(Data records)

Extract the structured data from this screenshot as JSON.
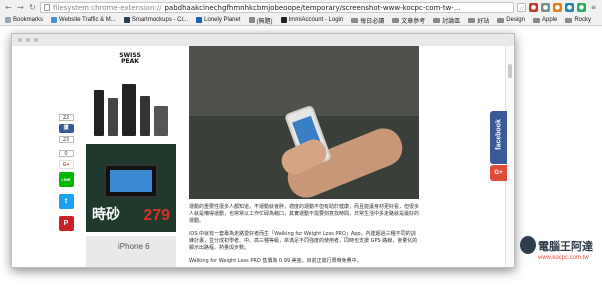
{
  "browser": {
    "url_scheme": "filesystem:chrome-extension://",
    "url_path": "pabdhaakclnechgfhmnhkcbmjobeoope/temporary/screenshot-www-kocpc-com-tw-...",
    "back_icon": "back-arrow-icon",
    "forward_icon": "forward-arrow-icon",
    "reload_icon": "reload-icon",
    "extension_icons": [
      "star-icon",
      "extension-icon-1",
      "extension-icon-2",
      "extension-icon-3",
      "extension-icon-4",
      "extension-icon-5",
      "menu-icon"
    ]
  },
  "bookmarks": {
    "apps_label": "Bookmarks",
    "items": [
      {
        "label": "Website Traffic & M...",
        "type": "page"
      },
      {
        "label": "Smartmockups - Cr...",
        "type": "page"
      },
      {
        "label": "Lonely Planet",
        "type": "page"
      },
      {
        "label": "(無題)",
        "type": "page"
      },
      {
        "label": "ImmiAccount - Login",
        "type": "page"
      },
      {
        "label": "每日必讀",
        "type": "folder"
      },
      {
        "label": "文章參考",
        "type": "folder"
      },
      {
        "label": "討論區",
        "type": "folder"
      },
      {
        "label": "好站",
        "type": "folder"
      },
      {
        "label": "Design",
        "type": "folder"
      },
      {
        "label": "Apple",
        "type": "folder"
      },
      {
        "label": "Rocky",
        "type": "folder"
      }
    ]
  },
  "sidebar_share": {
    "count_top": "22",
    "count_like": "23",
    "count_gplus": "0",
    "like_label": "讚",
    "gplus_label": "G+",
    "line_label": "LINE",
    "twitter_label": "t",
    "pinterest_label": "P"
  },
  "ads": {
    "ad1_logo": "SWISS PEAK",
    "ad2_big": "時砂",
    "ad2_price": "279",
    "ad3_text": "iPhone 6"
  },
  "article": {
    "p1": "運動的重要性很多人都知道，不運動就會胖，適度的運動不但有助於健康，而且能讓身材更好看，但很多人就是懶得運動，也常常以工作忙碌為藉口，其實運動不需要刻意找時間，日常生活中多走路就是最好的運動。",
    "p2": "iOS 中就有一套專為走路愛好者而生「Walking for Weight Loss PRO」App，內建超過三種不同的訓練計畫，並分成初學者、中、高三種等級，來滿足不同強度的使用者，同時也支援 GPS 路線，會量化的顯示出路程、熱量與步數。",
    "p3": "Walking for Weight Loss PRO 售價為 0.99 美金，目前正進行限時免費中。"
  },
  "floating": {
    "facebook_label": "facebook",
    "gplus_label": "G+"
  },
  "watermark": {
    "chinese": "電腦王阿達",
    "url": "www.kocpc.com.tw"
  },
  "colors": {
    "facebook": "#3b5998",
    "gplus": "#dd4b39",
    "line": "#00b900",
    "twitter": "#1da1f2",
    "pinterest": "#cb2027",
    "price": "#d9302a"
  }
}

[Set task] Repeat the listing above exactly, with no pictures.

[Task solution]
Extract the structured data from this screenshot as JSON.
{
  "browser": {
    "url_scheme": "filesystem:chrome-extension://",
    "url_path": "pabdhaakclnechgfhmnhkcbmjobeoope/temporary/screenshot-www-kocpc-com-tw-...",
    "back_icon": "back-arrow-icon",
    "forward_icon": "forward-arrow-icon",
    "reload_icon": "reload-icon",
    "extension_icons": [
      "star-icon",
      "extension-icon-1",
      "extension-icon-2",
      "extension-icon-3",
      "extension-icon-4",
      "extension-icon-5",
      "menu-icon"
    ]
  },
  "bookmarks": {
    "apps_label": "Bookmarks",
    "items": [
      {
        "label": "Website Traffic & M...",
        "type": "page"
      },
      {
        "label": "Smartmockups - Cr...",
        "type": "page"
      },
      {
        "label": "Lonely Planet",
        "type": "page"
      },
      {
        "label": "(無題)",
        "type": "page"
      },
      {
        "label": "ImmiAccount - Login",
        "type": "page"
      },
      {
        "label": "每日必讀",
        "type": "folder"
      },
      {
        "label": "文章參考",
        "type": "folder"
      },
      {
        "label": "討論區",
        "type": "folder"
      },
      {
        "label": "好站",
        "type": "folder"
      },
      {
        "label": "Design",
        "type": "folder"
      },
      {
        "label": "Apple",
        "type": "folder"
      },
      {
        "label": "Rocky",
        "type": "folder"
      }
    ]
  },
  "sidebar_share": {
    "count_top": "22",
    "count_like": "23",
    "count_gplus": "0",
    "like_label": "讚",
    "gplus_label": "G+",
    "line_label": "LINE",
    "twitter_label": "t",
    "pinterest_label": "P"
  },
  "ads": {
    "ad1_logo": "SWISS PEAK",
    "ad2_big": "時砂",
    "ad2_price": "279",
    "ad3_text": "iPhone 6"
  },
  "article": {
    "p1": "運動的重要性很多人都知道，不運動就會胖，適度的運動不但有助於健康，而且能讓身材更好看，但很多人就是懶得運動，也常常以工作忙碌為藉口，其實運動不需要刻意找時間，日常生活中多走路就是最好的運動。",
    "p2": "iOS 中就有一套專為走路愛好者而生「Walking for Weight Loss PRO」App，內建超過三種不同的訓練計畫，並分成初學者、中、高三種等級，來滿足不同強度的使用者，同時也支援 GPS 路線，會量化的顯示出路程、熱量與步數。",
    "p3": "Walking for Weight Loss PRO 售價為 0.99 美金，目前正進行限時免費中。"
  },
  "floating": {
    "facebook_label": "facebook",
    "gplus_label": "G+"
  },
  "watermark": {
    "chinese": "電腦王阿達",
    "url": "www.kocpc.com.tw"
  },
  "colors": {
    "facebook": "#3b5998",
    "gplus": "#dd4b39",
    "line": "#00b900",
    "twitter": "#1da1f2",
    "pinterest": "#cb2027",
    "price": "#d9302a"
  }
}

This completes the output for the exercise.